EXTRACT PROVIDED START

The Ghost of Frankenstein (Erle C. Kenton, 1942, 69 min.)
At the end of Son of Frankenstein, the monster is cast into a boiling sulphur pit, presumably to his death. Except that most of that film’s dialog revolved around the fact that the monster was now immortal. Was anyone really surprised when the monster reared its ugly head in yet another sequel? (Especially since the sequels were a cash cow for Universal.)
I was struck by how expressive, how sad, the new monster looked. Now inhabited by Lon Chaney Jr., the old makeup seems to let more of the actor’s face through. Perhaps Boris Karloff was getting bored with the role—his monster in Son was half-hearted. This sad new monster is dug out of yet another early grave by Ygor, still played with enthusiasm by Bela Lugosi. You may remember that Ygor is plugged full of bullets by Wolf Frankenstein at the end of Son, but never mind that. He’s alive and kicking, and he leads his friend the monster on a search for yet another son of the original Dr. Frankenstein.
That son is Ludwig (Cedric Hardwicke), who is yet another doctor, this time a brain surgeon. He runs a big, Gothic hospital for the insane, where he removes brains, operates on them, and then puts them back. His assistant Dr. Bohmer (Lionel Atwill, with both arms intact) resents Frankenstein’s genius, as Bohmer used to be in charge until an unnamed incident knocked him down a peg. And of course there’s a beautiful woman, Frankenstein’s daughter Elsa (Evelyn Ankers), who is being wooed by the county prosecutor, Erik (Ralph Bellamy).
As soon as Ygor and the monster arrive in town, they get in trouble, as the monster carries off a girl and kills two villagers who attempt to stop him (the monster is only helping the little tyke retrieve a ball, but they don’t know that). In a development that borders on the ridiculous, the monster is arrested and taken to court, but he soon escapes—but not before Ygor blackmails Dr. Frankenstein to help heal the monster. Just as soon as you can say “It’s alive! Alive!” there’s mad doctoring afoot, but for once it’s not coming from a member of the cursed Frankenstein family. Bohmer lets Ygor convince him to sabotage the brain-switching operation that Frankeinstein intends to cure the monster; instead of the brain of one of Frank’s unfortunate assistants, Bohmer engineers it so that Ygor’s brain is put in the monster’s body.

EXTRACT PROVIDED END

_ASSIGNED TASK A_:
Answer these questions from the Ghost of Frankenstein review:
(i) Which actor now plays the monster?
(ii) What kind of doctor is Ludwig?
(iii) Whose brain does Bohmer arrange to have put in the monster's body?
_ASSIGNED TASK B_:
Which actors does the Ghost of Frankenstein review name?
_ASSIGNED TASK C_:
Carry on the Ghost of Frankenstein review from where it stops.
The entries have nothing to do with the Ghost of Frankenstein review.

INFORMATION SHOWN START

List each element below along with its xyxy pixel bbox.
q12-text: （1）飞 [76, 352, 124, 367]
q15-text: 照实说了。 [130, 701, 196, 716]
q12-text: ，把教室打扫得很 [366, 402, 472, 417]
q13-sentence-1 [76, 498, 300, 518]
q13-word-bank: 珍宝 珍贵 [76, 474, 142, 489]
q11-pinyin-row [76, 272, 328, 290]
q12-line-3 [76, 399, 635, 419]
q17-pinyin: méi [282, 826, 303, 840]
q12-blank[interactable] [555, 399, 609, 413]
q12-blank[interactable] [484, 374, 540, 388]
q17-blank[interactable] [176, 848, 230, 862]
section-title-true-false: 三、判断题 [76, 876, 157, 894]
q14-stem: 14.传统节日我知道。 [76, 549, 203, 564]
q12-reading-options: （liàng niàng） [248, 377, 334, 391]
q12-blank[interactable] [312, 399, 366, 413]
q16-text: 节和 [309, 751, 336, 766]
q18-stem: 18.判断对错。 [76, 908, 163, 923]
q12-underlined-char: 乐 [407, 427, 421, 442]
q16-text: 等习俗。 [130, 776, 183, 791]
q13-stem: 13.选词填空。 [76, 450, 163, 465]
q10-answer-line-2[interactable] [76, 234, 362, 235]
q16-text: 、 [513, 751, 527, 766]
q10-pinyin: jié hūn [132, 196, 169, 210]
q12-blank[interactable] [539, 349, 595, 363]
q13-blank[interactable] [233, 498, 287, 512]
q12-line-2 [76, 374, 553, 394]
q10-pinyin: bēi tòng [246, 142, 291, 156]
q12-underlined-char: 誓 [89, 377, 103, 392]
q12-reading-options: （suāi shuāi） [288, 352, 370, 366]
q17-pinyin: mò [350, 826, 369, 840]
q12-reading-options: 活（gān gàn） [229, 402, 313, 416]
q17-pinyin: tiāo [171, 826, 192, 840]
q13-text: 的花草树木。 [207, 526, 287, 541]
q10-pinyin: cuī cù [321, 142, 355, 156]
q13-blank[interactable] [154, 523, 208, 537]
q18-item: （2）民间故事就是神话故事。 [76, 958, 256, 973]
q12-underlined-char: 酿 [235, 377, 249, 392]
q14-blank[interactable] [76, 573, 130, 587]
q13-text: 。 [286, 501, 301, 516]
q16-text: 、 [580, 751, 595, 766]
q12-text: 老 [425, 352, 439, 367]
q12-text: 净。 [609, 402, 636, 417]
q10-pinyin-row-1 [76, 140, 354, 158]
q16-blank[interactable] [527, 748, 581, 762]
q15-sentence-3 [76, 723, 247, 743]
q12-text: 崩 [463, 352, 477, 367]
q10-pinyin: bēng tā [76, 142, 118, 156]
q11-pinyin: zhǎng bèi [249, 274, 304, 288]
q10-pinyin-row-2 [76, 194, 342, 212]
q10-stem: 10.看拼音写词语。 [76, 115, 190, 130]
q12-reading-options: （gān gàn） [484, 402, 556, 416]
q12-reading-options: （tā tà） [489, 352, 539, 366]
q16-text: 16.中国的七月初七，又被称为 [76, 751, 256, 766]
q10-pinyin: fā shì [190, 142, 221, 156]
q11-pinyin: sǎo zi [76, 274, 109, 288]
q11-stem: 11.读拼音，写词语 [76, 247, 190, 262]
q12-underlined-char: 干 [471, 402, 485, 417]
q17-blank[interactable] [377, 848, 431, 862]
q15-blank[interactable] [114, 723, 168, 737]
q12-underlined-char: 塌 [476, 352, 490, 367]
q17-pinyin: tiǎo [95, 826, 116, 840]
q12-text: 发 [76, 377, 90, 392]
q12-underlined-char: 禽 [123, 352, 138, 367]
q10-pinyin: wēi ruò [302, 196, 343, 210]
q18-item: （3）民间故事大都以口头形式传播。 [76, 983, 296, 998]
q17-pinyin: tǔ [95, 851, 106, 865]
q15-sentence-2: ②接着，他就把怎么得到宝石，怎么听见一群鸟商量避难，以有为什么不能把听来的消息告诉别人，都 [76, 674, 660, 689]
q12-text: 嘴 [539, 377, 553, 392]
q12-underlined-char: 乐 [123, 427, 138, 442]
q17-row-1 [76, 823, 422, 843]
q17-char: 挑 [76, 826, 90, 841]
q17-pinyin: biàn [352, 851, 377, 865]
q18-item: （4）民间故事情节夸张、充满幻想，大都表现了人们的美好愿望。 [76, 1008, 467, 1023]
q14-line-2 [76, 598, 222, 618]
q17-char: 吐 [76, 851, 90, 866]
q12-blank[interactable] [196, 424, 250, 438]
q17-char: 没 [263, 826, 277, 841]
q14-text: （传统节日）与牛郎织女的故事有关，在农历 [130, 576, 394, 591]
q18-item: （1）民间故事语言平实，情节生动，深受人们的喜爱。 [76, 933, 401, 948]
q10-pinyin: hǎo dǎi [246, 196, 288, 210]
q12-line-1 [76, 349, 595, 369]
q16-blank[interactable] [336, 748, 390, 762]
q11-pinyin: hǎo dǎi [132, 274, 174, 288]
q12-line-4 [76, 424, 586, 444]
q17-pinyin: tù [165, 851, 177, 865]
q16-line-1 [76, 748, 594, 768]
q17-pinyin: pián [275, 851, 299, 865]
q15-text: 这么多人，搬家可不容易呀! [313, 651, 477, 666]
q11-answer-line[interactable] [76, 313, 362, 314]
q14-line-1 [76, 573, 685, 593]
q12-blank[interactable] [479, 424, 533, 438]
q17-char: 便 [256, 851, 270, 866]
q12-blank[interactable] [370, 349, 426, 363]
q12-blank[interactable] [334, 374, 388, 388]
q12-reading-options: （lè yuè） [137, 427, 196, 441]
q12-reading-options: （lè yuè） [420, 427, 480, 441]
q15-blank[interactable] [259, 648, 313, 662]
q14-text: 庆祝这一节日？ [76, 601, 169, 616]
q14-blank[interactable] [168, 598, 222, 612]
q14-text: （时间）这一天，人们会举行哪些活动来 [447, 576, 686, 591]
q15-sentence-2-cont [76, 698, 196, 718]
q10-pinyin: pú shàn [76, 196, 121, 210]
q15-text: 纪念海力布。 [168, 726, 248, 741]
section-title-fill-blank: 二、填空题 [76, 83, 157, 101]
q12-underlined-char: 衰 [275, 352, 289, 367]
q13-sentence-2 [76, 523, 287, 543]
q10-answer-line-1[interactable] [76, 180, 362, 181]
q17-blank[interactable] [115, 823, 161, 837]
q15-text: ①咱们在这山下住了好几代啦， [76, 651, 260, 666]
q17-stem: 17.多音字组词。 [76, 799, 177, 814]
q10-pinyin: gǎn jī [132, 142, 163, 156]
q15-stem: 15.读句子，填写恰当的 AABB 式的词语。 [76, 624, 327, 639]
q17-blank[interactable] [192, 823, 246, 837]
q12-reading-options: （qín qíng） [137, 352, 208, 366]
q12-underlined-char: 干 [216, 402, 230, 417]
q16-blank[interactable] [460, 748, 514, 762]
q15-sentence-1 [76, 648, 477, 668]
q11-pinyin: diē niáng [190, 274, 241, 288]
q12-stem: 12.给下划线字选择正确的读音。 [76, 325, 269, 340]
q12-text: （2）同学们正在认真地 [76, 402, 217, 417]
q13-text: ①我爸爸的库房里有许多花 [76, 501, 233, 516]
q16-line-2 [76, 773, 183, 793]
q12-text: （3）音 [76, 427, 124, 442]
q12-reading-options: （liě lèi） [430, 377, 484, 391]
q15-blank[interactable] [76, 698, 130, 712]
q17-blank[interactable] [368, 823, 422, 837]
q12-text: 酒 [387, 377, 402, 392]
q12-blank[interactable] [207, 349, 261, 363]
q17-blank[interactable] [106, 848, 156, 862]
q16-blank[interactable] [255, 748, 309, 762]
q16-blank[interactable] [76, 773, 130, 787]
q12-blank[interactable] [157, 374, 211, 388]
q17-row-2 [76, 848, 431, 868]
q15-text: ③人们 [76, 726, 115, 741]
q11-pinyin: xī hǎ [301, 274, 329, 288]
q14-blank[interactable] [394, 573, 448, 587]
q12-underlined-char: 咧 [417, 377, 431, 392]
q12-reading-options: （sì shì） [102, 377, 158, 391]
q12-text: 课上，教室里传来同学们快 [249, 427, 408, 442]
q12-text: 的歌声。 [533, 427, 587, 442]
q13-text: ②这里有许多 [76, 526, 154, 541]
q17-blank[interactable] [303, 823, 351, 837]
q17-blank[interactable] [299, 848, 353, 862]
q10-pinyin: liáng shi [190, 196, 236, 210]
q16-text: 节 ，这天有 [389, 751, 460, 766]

INFORMATION SHOWN END

_RESULT A_:
(i) Lon Chaney Jr.
(ii) A brain surgeon.
(iii) Ygor's.

_RESULT B_:
Lon Chaney Jr., Boris Karloff, Bela Lugosi, Cedric Hardwicke, Lionel Atwill, Evelyn Ankers and Ralph Bellamy.

_RESULT C_:
There are various nice touches that keep this film from straying too far over the line between campy and ridiculous. Elsa wears a dress early in the film that looks like giant hands reaching up her body to throttle her. There’s yet another insufferably cute kid (Janet Ann Gallow), and the monster has some touching scenes with her, including one where he demonstrates that he understands the principle of the brain-switching operation, but he would rather have the little girl’s brain. It’s one of the most emotionally satisfying moments in the entire series.
Given the array of actors present, I was a bit disappointed with the performances. Ralph Bellamy is possibly the only smart man in any of the films, but he’s too reserved, as if he didn’t fit the histronic tone of the Frankenstein universe. Sadly, Lionel Atwill didn’t get to act like a mad doctor very much. Cedric Hardwicke looks a little lost (and more than a little like Atwill). Most importantly, there weren’t any colorful villagers to stand out from the usual angry mob.
There’s one glaring question that goes unanswered: at the beginning of the next film, Frankenstein Meets the Wolf Man, the monster is frozen in ice. How does he end up there? There’s nothing at the climax of this film that would indicate the present of hidden bodies of water or concealed glaciers. I’ll have to check out the beginning of the next film again to look for clues.